Task: Across the data below, in how many lines does the word "signaling" appear? Give only the number.

<<<<

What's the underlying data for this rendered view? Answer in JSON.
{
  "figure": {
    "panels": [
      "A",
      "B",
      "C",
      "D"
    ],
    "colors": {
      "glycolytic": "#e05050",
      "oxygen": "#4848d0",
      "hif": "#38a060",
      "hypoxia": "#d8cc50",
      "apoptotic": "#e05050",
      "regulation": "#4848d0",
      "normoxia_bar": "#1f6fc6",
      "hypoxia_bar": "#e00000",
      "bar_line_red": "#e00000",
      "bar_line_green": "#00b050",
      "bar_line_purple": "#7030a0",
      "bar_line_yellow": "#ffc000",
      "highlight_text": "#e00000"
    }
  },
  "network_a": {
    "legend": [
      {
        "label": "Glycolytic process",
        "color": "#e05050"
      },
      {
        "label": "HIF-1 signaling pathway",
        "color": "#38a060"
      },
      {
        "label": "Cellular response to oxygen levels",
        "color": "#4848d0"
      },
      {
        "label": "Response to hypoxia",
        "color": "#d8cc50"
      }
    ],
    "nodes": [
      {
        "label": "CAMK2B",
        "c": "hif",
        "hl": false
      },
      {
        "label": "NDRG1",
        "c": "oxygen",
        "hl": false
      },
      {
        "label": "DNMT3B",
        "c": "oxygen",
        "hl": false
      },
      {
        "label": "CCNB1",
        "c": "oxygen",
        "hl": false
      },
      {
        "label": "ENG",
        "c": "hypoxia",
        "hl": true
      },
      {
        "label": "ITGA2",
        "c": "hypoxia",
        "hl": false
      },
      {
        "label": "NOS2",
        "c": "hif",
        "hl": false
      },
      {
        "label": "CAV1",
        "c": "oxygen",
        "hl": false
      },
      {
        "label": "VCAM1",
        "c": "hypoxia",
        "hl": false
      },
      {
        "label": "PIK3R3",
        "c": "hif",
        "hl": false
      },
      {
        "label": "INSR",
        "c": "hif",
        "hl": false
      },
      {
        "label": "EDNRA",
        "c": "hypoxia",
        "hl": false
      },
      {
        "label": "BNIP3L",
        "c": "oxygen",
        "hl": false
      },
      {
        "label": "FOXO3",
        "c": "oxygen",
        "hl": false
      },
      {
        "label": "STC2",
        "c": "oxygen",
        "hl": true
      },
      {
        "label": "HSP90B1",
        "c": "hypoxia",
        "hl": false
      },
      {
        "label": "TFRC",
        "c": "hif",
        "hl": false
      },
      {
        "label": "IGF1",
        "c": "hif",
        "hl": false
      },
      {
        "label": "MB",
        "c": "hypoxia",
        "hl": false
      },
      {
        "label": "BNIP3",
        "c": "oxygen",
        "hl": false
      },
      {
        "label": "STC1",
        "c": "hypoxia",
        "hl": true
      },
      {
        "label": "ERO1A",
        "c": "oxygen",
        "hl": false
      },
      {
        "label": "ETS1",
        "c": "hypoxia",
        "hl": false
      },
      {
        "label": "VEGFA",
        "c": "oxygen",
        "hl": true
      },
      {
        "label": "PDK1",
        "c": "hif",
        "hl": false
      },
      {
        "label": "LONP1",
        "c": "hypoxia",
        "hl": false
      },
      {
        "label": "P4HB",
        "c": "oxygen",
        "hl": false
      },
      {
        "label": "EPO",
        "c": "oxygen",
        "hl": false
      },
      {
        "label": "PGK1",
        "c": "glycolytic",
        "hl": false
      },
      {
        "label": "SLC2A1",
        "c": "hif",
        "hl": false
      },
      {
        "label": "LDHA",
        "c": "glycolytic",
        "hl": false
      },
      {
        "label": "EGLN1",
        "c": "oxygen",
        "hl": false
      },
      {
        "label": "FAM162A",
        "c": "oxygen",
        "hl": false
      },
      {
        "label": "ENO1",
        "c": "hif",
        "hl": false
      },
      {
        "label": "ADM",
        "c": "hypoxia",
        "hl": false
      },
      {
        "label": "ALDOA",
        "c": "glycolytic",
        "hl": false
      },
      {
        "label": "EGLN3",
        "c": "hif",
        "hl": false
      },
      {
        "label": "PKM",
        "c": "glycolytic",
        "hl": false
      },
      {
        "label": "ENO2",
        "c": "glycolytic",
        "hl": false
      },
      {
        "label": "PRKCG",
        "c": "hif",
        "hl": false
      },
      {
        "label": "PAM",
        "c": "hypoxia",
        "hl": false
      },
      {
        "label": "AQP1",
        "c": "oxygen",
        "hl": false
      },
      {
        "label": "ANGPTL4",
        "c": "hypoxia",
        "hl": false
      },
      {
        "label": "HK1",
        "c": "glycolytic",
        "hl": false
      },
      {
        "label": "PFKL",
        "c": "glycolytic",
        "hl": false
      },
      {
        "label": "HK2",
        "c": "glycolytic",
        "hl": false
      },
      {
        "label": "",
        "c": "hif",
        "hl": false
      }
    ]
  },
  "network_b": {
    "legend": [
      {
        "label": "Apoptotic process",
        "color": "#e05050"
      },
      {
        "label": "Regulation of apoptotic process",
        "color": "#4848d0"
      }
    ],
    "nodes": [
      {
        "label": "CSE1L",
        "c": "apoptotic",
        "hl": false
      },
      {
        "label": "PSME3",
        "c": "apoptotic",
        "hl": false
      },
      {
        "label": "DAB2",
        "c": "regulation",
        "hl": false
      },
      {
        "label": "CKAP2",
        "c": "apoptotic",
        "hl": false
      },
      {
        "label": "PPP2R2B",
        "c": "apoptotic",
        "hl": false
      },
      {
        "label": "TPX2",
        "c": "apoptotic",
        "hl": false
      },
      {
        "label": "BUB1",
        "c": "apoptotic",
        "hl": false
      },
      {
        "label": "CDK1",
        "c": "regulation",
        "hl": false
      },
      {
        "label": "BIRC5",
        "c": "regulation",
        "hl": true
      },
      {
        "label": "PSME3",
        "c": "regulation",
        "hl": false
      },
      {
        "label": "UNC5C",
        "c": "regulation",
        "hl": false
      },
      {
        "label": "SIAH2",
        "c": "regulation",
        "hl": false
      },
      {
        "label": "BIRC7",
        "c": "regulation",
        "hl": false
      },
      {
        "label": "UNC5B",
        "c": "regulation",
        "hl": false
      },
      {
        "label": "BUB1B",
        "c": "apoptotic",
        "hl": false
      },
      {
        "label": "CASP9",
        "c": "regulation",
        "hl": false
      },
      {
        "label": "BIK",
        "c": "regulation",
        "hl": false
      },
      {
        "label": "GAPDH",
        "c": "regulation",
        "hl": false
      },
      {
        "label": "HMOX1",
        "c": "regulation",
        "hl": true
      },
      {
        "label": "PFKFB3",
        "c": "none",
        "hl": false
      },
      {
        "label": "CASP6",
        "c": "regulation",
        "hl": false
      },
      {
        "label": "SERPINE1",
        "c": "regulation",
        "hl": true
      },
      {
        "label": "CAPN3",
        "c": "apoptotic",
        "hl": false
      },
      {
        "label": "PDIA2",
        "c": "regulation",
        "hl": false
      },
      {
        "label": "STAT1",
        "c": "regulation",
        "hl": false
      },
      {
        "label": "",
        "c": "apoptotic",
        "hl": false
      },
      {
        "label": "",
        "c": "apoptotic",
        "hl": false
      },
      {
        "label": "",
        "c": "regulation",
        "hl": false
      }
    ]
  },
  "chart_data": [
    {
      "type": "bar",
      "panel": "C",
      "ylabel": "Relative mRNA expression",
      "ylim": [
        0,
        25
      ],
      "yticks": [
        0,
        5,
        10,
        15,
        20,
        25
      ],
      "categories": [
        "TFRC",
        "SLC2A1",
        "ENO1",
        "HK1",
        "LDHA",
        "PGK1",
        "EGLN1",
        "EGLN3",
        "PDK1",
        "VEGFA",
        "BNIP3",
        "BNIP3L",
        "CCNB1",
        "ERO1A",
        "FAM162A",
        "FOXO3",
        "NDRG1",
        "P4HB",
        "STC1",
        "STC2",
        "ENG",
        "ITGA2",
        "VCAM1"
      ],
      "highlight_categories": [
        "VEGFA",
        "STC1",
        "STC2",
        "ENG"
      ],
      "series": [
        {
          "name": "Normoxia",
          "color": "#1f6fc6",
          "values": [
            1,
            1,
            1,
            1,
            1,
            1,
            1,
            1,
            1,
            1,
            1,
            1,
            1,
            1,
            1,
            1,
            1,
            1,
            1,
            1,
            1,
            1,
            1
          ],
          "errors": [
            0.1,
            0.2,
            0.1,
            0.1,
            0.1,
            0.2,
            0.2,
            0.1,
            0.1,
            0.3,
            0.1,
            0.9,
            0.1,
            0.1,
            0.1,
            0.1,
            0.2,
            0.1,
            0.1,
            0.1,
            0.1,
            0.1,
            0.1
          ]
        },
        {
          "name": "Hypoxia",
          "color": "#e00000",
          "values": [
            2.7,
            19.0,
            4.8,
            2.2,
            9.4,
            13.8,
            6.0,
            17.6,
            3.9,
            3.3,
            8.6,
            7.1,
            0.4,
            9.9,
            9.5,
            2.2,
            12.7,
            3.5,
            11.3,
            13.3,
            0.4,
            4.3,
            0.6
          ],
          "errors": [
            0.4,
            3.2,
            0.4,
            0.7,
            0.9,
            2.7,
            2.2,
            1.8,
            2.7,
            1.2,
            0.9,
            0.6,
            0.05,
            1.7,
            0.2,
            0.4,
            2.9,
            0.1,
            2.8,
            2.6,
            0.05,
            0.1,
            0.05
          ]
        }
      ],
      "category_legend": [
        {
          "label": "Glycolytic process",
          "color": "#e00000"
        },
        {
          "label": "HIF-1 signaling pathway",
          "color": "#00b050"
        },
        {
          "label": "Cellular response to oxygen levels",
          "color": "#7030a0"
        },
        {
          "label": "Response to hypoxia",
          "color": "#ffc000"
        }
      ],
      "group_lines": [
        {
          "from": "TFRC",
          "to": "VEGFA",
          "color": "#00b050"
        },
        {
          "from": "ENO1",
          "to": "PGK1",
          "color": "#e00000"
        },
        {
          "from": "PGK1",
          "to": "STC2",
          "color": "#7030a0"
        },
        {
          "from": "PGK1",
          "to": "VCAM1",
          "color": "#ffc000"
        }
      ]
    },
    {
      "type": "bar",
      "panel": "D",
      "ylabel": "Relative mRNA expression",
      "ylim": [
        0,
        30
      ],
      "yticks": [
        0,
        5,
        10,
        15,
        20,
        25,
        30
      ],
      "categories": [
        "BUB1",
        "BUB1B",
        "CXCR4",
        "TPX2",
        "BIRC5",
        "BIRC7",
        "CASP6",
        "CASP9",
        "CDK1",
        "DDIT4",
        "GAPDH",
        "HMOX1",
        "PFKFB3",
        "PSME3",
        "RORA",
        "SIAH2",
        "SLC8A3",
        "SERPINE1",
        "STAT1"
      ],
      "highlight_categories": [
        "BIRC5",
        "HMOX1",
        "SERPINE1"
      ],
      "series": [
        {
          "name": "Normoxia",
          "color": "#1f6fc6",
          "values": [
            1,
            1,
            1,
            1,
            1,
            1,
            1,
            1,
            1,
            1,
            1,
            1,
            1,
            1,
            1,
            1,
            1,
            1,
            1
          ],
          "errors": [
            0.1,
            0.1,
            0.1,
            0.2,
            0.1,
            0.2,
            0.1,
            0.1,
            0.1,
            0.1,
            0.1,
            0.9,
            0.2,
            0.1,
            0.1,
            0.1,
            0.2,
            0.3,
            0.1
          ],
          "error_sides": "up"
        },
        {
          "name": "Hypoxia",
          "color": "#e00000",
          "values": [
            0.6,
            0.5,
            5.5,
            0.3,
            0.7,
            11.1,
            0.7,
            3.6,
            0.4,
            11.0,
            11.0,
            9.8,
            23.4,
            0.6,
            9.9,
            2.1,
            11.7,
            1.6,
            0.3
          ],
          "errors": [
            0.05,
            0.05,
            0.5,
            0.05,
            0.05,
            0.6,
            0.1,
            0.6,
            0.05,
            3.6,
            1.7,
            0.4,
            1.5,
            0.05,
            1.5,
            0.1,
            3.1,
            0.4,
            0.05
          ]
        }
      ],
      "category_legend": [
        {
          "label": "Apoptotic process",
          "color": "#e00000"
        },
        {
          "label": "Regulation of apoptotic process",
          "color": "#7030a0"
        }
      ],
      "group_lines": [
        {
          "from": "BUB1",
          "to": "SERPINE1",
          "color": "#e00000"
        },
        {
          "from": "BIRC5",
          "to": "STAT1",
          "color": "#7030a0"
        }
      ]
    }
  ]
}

>>>>

Output for this exercise: 2